### WHAT THE EXERCISE ASKS
Output an exact reproduction of the data.

--------------------------------

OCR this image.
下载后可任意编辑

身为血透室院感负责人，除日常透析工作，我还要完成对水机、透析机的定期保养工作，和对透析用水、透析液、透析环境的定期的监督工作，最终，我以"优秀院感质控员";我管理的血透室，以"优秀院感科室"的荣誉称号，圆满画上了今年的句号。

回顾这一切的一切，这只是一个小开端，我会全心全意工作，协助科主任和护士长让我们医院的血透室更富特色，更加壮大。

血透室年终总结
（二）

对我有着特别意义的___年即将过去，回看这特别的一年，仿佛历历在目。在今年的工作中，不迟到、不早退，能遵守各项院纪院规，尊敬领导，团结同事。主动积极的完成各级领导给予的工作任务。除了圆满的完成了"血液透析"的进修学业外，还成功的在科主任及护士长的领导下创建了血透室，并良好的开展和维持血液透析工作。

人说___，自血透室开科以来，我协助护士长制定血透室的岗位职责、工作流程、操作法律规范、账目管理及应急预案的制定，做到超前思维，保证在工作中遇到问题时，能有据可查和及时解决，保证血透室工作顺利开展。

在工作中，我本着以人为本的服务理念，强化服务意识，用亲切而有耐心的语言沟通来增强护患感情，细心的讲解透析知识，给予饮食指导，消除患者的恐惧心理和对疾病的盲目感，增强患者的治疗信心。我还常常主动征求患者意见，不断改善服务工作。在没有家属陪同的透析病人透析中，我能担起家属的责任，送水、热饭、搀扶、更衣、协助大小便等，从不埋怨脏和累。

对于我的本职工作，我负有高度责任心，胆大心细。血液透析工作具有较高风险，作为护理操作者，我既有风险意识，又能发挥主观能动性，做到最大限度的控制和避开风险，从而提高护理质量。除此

--------------------------------

### PROBLEM SOLUTION
OCR this image.
下载后可任意编辑

身为血透室院感负责人，除日常透析工作，我还要完成对水机、透析机的定期保养工作，和对透析用水、透析液、透析环境的定期的监督工作，最终，我以"优秀院感质控员";我管理的血透室，以"优秀院感科室"的荣誉称号，圆满画上了今年的句号。

回顾这一切的一切，这只是一个小开端，我会全心全意工作，协助科主任和护士长让我们医院的血透室更富特色，更加壮大。

血透室年终总结
（二）

对我有着特别意义的___年即将过去，回看这特别的一年，仿佛历历在目。在今年的工作中，不迟到、不早退，能遵守各项院纪院规，尊敬领导，团结同事。主动积极的完成各级领导给予的工作任务。除了圆满的完成了"血液透析"的进修学业外，还成功的在科主任及护士长的领导下创建了血透室，并良好的开展和维持血液透析工作。

人说___，自血透室开科以来，我协助护士长制定血透室的岗位职责、工作流程、操作法律规范、账目管理及应急预案的制定，做到超前思维，保证在工作中遇到问题时，能有据可查和及时解决，保证血透室工作顺利开展。

在工作中，我本着以人为本的服务理念，强化服务意识，用亲切而有耐心的语言沟通来增强护患感情，细心的讲解透析知识，给予饮食指导，消除患者的恐惧心理和对疾病的盲目感，增强患者的治疗信心。我还常常主动征求患者意见，不断改善服务工作。在没有家属陪同的透析病人透析中，我能担起家属的责任，送水、热饭、搀扶、更衣、协助大小便等，从不埋怨脏和累。

对于我的本职工作，我负有高度责任心，胆大心细。血液透析工作具有较高风险，作为护理操作者，我既有风险意识，又能发挥主观能动性，做到最大限度的控制和避开风险，从而提高护理质量。除此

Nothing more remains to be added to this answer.